• _Source records_
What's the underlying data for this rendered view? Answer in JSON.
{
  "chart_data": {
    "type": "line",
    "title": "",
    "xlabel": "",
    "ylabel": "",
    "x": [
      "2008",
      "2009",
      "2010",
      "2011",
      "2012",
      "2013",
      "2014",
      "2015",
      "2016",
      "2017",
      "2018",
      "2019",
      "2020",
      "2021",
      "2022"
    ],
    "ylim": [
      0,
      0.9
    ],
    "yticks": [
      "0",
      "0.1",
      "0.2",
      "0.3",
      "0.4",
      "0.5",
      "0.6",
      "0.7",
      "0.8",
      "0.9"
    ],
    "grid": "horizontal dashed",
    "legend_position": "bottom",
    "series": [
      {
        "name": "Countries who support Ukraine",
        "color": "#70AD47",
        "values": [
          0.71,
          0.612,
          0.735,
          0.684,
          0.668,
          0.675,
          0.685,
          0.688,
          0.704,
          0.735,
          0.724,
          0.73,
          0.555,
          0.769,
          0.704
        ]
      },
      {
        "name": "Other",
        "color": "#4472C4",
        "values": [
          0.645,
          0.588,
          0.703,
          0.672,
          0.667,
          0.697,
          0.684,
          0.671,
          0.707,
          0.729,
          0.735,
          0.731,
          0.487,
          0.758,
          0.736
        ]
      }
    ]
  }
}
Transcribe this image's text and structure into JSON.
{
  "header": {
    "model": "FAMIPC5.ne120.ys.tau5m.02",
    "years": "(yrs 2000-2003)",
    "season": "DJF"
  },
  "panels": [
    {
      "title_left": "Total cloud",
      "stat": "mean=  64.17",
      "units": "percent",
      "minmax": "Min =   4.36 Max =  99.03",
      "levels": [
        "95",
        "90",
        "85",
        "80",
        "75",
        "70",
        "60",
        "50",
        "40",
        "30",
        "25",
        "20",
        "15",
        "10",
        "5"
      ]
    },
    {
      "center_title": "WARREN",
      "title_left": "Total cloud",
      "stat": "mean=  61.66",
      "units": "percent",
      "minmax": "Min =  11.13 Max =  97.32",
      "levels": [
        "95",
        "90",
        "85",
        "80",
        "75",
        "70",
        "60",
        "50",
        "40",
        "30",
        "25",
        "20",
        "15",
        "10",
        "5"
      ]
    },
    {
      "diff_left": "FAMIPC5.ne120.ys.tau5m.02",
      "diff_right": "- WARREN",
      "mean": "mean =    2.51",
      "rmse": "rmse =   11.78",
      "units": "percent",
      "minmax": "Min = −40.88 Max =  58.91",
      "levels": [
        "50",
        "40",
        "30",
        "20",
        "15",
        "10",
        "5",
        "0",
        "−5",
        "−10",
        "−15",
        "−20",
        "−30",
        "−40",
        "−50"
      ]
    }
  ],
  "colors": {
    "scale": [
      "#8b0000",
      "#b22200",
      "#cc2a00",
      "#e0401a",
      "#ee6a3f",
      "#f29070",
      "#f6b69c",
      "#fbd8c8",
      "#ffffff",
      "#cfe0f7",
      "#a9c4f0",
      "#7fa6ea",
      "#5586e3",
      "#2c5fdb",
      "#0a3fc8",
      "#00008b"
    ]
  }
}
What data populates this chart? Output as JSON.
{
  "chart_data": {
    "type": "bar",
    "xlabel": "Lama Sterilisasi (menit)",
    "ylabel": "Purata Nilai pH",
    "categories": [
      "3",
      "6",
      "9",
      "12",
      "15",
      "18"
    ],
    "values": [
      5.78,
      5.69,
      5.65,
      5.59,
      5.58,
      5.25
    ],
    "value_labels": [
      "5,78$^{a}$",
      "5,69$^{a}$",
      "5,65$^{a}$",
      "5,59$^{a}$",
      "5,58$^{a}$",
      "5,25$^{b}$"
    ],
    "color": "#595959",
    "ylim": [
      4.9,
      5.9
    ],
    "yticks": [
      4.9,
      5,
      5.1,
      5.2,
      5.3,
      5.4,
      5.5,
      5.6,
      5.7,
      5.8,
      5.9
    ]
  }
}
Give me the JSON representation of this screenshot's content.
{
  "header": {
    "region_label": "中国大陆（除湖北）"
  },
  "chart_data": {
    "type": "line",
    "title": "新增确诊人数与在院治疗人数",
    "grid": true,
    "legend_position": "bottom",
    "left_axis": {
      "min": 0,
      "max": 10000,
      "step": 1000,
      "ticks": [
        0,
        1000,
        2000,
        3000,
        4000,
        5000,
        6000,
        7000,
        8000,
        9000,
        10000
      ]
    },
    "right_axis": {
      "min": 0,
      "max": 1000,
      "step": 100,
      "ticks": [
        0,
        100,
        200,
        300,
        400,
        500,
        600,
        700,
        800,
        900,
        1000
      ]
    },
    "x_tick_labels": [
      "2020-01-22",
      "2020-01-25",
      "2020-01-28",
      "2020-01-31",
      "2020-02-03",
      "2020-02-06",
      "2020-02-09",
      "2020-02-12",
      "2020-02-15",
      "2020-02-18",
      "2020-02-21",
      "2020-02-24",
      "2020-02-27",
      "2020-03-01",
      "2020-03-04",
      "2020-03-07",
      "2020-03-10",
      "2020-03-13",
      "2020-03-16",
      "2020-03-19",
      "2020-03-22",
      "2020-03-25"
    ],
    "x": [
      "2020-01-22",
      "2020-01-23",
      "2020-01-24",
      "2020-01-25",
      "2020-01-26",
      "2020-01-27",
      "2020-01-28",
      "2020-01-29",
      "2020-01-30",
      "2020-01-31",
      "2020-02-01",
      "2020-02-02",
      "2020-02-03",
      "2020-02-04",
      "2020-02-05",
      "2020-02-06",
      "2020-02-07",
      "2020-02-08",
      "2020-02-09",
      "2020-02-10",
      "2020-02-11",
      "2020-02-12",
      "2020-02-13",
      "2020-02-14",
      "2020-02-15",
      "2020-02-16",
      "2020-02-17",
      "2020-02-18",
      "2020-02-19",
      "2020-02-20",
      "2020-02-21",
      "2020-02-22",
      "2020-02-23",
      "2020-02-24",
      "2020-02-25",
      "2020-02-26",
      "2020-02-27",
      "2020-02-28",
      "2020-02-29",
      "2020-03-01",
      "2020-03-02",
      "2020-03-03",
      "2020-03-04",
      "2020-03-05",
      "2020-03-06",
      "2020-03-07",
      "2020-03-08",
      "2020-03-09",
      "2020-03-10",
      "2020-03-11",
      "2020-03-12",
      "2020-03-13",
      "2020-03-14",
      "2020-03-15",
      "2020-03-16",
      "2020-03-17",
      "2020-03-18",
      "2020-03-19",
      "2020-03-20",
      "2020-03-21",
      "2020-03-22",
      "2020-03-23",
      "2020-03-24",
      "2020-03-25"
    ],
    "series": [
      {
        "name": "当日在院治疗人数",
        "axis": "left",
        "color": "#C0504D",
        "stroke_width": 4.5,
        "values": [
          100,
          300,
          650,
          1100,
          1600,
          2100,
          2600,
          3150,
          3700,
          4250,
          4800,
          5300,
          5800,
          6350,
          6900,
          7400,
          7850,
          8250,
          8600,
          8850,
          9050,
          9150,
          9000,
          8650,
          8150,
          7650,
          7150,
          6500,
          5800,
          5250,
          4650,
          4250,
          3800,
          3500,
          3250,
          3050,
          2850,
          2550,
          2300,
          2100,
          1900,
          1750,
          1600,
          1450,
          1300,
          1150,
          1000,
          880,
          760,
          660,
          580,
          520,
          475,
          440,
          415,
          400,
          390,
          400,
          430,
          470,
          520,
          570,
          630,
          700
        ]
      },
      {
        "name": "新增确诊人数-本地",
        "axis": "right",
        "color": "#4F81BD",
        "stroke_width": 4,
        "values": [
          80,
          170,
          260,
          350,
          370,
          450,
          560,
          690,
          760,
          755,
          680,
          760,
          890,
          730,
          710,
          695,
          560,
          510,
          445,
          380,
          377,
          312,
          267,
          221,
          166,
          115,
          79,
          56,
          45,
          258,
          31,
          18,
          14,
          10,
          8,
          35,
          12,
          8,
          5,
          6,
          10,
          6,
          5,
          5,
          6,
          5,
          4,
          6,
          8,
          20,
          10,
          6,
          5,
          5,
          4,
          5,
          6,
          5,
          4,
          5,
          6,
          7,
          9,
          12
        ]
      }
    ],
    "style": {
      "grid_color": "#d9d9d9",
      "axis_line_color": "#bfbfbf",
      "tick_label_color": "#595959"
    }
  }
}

• _Written exercise_
Collect every line above that contains the word "JSON".

• _Reply to the task_
What's the underlying data for this rendered view? Answer in JSON.
Transcribe this image's text and structure into JSON.
What data populates this chart? Output as JSON.
Give me the JSON representation of this screenshot's content.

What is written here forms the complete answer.